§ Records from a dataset

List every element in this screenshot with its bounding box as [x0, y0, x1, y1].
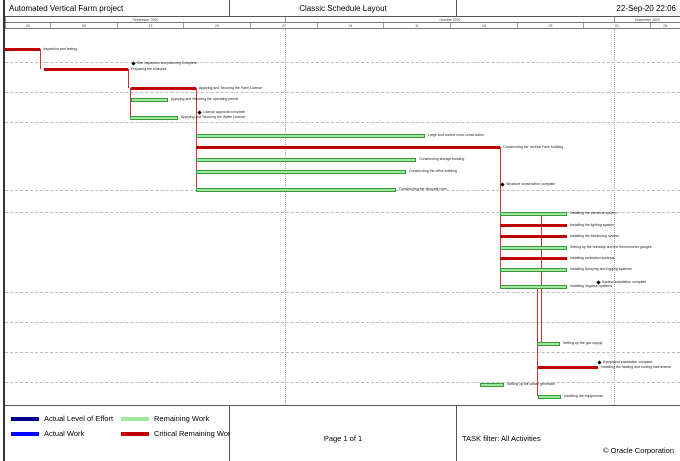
- legend-item: Actual Work: [11, 429, 121, 438]
- activity-bar[interactable]: [500, 284, 567, 289]
- legend-label: Actual Level of Effort: [44, 414, 114, 423]
- activity-bar[interactable]: [537, 341, 560, 346]
- report-datetime: 22-Sep-20 22:06: [616, 3, 676, 13]
- activity-bar[interactable]: [130, 115, 178, 120]
- critical-activity-bar[interactable]: [500, 234, 567, 238]
- row-separator: [5, 62, 680, 63]
- relationship-line: [196, 88, 197, 189]
- activity-bar[interactable]: [500, 267, 567, 272]
- critical-activity-bar[interactable]: [538, 365, 598, 369]
- activity-label: Applying and Securing the Water License: [181, 114, 246, 119]
- month-gridline: [614, 29, 615, 405]
- week-header: 08: [650, 23, 680, 28]
- month-header: October 2020: [285, 17, 614, 22]
- activity-label: Constructing the disposal room: [399, 186, 448, 191]
- activity-label: Site inspection and planning Complete: [137, 60, 197, 65]
- legend-swatch: [121, 417, 149, 422]
- activity-label: Preparing the blueprint: [131, 66, 167, 71]
- relationship-line: [128, 69, 129, 88]
- row-separator: [5, 352, 680, 353]
- activity-label: Installing Irrigation systems: [570, 283, 613, 288]
- critical-activity-bar[interactable]: [131, 86, 196, 90]
- activity-bar[interactable]: [131, 97, 168, 102]
- week-header: 13: [117, 23, 183, 28]
- activity-bar[interactable]: [480, 382, 504, 387]
- activity-label: Installing the lighting system: [570, 222, 614, 227]
- gantt-chart: Inspection and testing Site inspection an…: [5, 29, 680, 405]
- legend-item: Actual Level of Effort: [11, 414, 121, 423]
- legend-item: Remaining Work: [121, 414, 231, 423]
- critical-activity-bar[interactable]: [44, 67, 128, 71]
- row-separator: [5, 382, 680, 383]
- activity-label: Constructing the office building: [409, 168, 457, 173]
- relationship-line: [40, 49, 41, 69]
- critical-activity-bar[interactable]: [500, 256, 567, 260]
- activity-label: Large and control room construction: [428, 132, 485, 137]
- activity-label: License approval complete: [203, 109, 245, 114]
- activity-bar[interactable]: [196, 133, 425, 138]
- month-header: November 2020: [614, 17, 680, 22]
- month-gridline: [285, 29, 286, 405]
- activity-bar[interactable]: [538, 394, 561, 399]
- activity-label: Installing the electrical system: [570, 210, 617, 215]
- critical-activity-bar[interactable]: [196, 145, 500, 149]
- copyright: © Oracle Corporation: [603, 446, 674, 455]
- milestone-icon[interactable]: [131, 61, 136, 66]
- activity-label: Setting up the gas supply: [563, 340, 603, 345]
- week-header: 25: [517, 23, 583, 28]
- week-header: 04: [317, 23, 383, 28]
- activity-label: Constructing the Vertical Farm building: [503, 144, 564, 149]
- report-footer: Actual Level of Effort Remaining Work Ac…: [5, 405, 680, 461]
- activity-label: Installing ventilation systems: [570, 255, 615, 260]
- layout-name: Classic Schedule Layout: [230, 0, 457, 16]
- critical-activity-bar[interactable]: [5, 47, 40, 51]
- activity-label: Setting up the power generator: [507, 381, 556, 386]
- milestone-icon[interactable]: [500, 182, 505, 187]
- legend-swatch: [11, 417, 39, 422]
- activity-label: Installing the Monitoring system: [570, 233, 620, 238]
- week-header: 30: [5, 23, 50, 28]
- activity-bar[interactable]: [500, 245, 567, 250]
- activity-label: Setting up the humidity and the thermome…: [570, 244, 652, 249]
- legend-swatch: [121, 432, 149, 437]
- critical-activity-bar[interactable]: [500, 223, 567, 227]
- activity-bar[interactable]: [196, 157, 416, 162]
- project-name: Automated Vertical Farm project: [5, 0, 230, 16]
- relationship-line: [130, 88, 131, 117]
- activity-label: Applying and Securing the operating perm…: [171, 96, 239, 101]
- activity-label: Applying and Securing the Farm License: [199, 85, 263, 90]
- week-header: 20: [183, 23, 250, 28]
- week-header: 06: [50, 23, 117, 28]
- legend-label: Critical Remaining Wor: [154, 429, 231, 438]
- activity-label: Constructing storage building: [419, 156, 465, 161]
- report-header: Automated Vertical Farm project Classic …: [5, 0, 680, 17]
- week-header: 18: [450, 23, 517, 28]
- row-separator: [5, 292, 680, 293]
- activity-label: Installing Spraying and fogging systems: [570, 266, 632, 271]
- task-filter: TASK filter: All Activities: [462, 434, 541, 443]
- month-header: September 2020: [5, 17, 285, 22]
- legend: Actual Level of Effort Remaining Work Ac…: [5, 406, 231, 461]
- activity-label: Installing the equipments: [564, 393, 603, 398]
- activity-bar[interactable]: [196, 169, 406, 174]
- row-separator: [5, 92, 680, 93]
- activity-label: Equipment installation complete: [603, 359, 653, 364]
- legend-label: Remaining Work: [154, 414, 210, 423]
- activity-bar[interactable]: [500, 211, 567, 216]
- page-number: Page 1 of 1: [230, 406, 457, 461]
- relationship-line: [500, 147, 501, 286]
- legend-swatch: [11, 432, 39, 437]
- week-header: 27: [250, 23, 317, 28]
- row-separator: [5, 122, 680, 123]
- activity-label: Installing the heating and cooling instr…: [601, 364, 672, 369]
- activity-bar[interactable]: [196, 187, 396, 192]
- relationship-line: [541, 213, 542, 343]
- row-separator: [5, 322, 680, 323]
- week-header: 01: [583, 23, 650, 28]
- activity-label: Structure construction complete: [506, 181, 556, 186]
- legend-label: Actual Work: [44, 429, 85, 438]
- activity-label: Inspection and testing: [43, 46, 78, 51]
- week-header: 11: [383, 23, 450, 28]
- legend-item: Critical Remaining Wor: [121, 429, 231, 438]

§ THE TASK
Rewrite the rows from the line with "- legend-item: Actual Work: [11, 429, 121, 438]" to the line with "- activity-bar[interactable]: [130, 115, 178, 120]", switching "legend-label" to "legend-text" and leaving everything else unchanged.

§ ANSWER
- legend-item: Actual Work: [11, 429, 121, 438]
- activity-bar[interactable]: [500, 284, 567, 289]
- legend-text: Actual Level of Effort: [44, 414, 114, 423]
- activity-bar[interactable]: [537, 341, 560, 346]
- report-datetime: 22-Sep-20 22:06: [616, 3, 676, 13]
- activity-bar[interactable]: [130, 115, 178, 120]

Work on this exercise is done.